[start of The records]

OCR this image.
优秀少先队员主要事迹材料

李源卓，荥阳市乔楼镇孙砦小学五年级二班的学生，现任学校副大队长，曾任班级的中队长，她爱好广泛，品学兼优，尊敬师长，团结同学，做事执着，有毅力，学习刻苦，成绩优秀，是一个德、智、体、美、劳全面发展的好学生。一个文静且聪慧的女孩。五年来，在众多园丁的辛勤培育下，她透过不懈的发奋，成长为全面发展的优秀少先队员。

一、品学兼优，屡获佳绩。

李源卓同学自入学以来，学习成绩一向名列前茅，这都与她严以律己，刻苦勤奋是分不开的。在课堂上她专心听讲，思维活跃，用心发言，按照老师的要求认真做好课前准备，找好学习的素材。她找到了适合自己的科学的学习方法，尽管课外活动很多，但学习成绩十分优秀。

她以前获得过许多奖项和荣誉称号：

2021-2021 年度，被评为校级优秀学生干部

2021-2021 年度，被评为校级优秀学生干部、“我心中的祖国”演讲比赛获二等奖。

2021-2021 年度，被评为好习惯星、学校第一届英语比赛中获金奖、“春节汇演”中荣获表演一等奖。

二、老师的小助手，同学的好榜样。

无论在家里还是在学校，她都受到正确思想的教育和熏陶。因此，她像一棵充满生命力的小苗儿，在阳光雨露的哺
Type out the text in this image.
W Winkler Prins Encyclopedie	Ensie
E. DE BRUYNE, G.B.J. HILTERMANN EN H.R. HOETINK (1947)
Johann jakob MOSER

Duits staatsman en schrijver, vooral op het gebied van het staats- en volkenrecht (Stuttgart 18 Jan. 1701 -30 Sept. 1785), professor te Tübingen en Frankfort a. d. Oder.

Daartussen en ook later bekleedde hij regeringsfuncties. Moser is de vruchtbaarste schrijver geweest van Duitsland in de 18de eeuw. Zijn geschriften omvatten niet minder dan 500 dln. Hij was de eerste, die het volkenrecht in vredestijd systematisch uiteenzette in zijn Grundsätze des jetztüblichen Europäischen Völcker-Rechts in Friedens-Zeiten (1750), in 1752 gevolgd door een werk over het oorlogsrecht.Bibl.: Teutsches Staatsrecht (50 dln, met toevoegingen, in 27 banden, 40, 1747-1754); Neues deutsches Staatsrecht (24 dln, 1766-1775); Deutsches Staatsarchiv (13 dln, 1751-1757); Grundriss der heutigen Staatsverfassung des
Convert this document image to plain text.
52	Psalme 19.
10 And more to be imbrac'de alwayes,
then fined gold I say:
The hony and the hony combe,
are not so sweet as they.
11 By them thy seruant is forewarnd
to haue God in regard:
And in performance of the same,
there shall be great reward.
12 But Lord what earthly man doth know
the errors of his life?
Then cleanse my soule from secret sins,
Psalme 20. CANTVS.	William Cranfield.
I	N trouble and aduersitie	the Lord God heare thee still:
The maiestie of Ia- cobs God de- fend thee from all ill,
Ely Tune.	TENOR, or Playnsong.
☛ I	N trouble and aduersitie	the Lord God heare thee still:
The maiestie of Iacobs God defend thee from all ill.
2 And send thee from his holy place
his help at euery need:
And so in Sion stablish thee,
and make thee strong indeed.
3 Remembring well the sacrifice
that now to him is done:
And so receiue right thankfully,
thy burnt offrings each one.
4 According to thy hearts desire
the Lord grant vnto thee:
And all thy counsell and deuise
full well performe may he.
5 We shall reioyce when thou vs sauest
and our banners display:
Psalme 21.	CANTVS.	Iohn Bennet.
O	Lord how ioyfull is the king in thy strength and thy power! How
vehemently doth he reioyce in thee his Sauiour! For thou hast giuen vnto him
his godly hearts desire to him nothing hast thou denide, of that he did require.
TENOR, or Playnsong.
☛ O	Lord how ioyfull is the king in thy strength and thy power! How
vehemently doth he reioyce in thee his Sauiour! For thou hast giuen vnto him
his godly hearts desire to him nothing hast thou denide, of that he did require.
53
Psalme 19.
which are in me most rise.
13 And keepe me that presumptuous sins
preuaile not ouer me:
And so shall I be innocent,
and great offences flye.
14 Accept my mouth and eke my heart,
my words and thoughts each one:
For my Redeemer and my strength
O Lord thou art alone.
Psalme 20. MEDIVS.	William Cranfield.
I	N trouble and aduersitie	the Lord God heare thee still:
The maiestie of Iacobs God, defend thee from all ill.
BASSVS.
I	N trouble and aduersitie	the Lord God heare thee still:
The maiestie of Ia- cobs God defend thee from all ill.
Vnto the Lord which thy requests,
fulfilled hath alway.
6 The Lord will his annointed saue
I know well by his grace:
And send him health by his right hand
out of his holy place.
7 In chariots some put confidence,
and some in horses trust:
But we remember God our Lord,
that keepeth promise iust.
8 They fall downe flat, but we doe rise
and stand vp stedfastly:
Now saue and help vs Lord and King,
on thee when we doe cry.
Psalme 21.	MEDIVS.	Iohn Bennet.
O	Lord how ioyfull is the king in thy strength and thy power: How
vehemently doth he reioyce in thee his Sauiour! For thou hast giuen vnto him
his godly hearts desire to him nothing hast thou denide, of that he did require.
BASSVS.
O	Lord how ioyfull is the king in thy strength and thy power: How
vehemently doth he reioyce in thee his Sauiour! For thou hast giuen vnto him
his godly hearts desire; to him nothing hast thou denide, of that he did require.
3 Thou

[end of The records]

#### [Given instruction]
Say how many lines of the data include the word "sins". Nothing other than the number should be given.

#### [Solved problem]
2